(Data excerpts)

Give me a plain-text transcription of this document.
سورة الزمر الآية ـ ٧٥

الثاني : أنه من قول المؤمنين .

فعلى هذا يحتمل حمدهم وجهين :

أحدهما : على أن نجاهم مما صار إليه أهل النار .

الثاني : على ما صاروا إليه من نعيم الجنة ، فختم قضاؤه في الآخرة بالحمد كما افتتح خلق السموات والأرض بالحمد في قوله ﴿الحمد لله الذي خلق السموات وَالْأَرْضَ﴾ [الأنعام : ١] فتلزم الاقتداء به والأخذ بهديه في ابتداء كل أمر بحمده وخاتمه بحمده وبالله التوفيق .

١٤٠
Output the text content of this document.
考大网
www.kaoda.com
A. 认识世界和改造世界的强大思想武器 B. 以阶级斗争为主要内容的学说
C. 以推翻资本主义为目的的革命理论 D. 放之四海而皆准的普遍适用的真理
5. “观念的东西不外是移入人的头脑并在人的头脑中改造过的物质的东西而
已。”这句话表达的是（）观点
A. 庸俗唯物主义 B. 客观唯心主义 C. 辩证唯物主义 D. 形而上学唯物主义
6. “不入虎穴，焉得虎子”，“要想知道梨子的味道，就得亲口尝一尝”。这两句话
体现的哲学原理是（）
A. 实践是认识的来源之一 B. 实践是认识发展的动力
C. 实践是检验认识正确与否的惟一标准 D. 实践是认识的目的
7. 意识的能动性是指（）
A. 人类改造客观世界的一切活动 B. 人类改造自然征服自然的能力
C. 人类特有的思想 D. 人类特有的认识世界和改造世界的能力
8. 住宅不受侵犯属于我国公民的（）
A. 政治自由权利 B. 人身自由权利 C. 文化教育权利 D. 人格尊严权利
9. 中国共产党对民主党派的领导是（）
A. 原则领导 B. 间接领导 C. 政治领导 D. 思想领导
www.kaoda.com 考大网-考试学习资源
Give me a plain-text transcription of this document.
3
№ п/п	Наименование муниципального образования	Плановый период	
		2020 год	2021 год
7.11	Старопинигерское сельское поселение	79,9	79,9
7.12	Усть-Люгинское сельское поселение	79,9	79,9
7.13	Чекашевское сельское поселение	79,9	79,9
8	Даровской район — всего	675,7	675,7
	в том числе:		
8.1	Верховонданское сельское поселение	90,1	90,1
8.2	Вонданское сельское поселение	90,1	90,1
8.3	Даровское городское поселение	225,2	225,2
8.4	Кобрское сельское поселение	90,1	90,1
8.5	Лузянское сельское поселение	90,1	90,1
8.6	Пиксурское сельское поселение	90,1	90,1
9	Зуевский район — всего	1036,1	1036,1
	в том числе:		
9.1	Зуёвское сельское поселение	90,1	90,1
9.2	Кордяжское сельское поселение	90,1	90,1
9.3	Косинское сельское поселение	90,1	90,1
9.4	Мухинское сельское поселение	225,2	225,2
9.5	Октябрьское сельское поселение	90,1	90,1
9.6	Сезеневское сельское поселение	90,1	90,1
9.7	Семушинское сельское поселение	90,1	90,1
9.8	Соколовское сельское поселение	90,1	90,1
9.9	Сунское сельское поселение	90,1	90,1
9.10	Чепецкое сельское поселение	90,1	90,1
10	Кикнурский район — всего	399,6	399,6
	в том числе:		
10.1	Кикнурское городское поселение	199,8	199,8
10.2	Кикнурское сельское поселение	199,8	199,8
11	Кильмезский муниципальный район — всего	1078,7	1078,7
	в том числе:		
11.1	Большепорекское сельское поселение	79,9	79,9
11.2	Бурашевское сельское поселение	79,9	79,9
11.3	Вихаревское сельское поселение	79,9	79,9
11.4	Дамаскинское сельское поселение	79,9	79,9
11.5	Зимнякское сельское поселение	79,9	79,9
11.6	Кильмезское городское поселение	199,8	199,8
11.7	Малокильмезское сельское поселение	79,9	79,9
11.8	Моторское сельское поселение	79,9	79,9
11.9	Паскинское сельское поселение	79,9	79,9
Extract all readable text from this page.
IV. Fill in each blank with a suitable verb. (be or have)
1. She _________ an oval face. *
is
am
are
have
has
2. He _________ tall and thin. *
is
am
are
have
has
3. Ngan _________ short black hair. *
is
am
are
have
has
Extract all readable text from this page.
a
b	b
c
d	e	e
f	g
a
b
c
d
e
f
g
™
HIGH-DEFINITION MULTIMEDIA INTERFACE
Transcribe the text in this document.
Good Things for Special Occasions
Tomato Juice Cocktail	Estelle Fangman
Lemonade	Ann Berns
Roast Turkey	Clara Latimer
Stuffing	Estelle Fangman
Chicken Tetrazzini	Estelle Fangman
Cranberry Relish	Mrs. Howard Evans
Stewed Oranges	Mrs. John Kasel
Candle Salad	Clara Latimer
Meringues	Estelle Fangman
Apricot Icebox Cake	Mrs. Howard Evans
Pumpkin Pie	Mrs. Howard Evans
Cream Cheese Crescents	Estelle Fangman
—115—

Task prompt:
Lines containing the word "إليه" must all be returned from the material above.

Reply:
أحدهما : على أن نجاهم مما صار إليه أهل النار .
الثاني : على ما صاروا إليه من نعيم الجنة ، فختم قضاؤه في الآخرة بالحمد كما افتتح خلق السموات والأرض بالحمد في قوله ﴿الحمد لله الذي خلق السموات وَالْأَرْضَ﴾ [الأنعام : ١] فتلزم الاقتداء به والأخذ بهديه في ابتداء كل أمر بحمده وخاتمه بحمده وبالله التوفيق .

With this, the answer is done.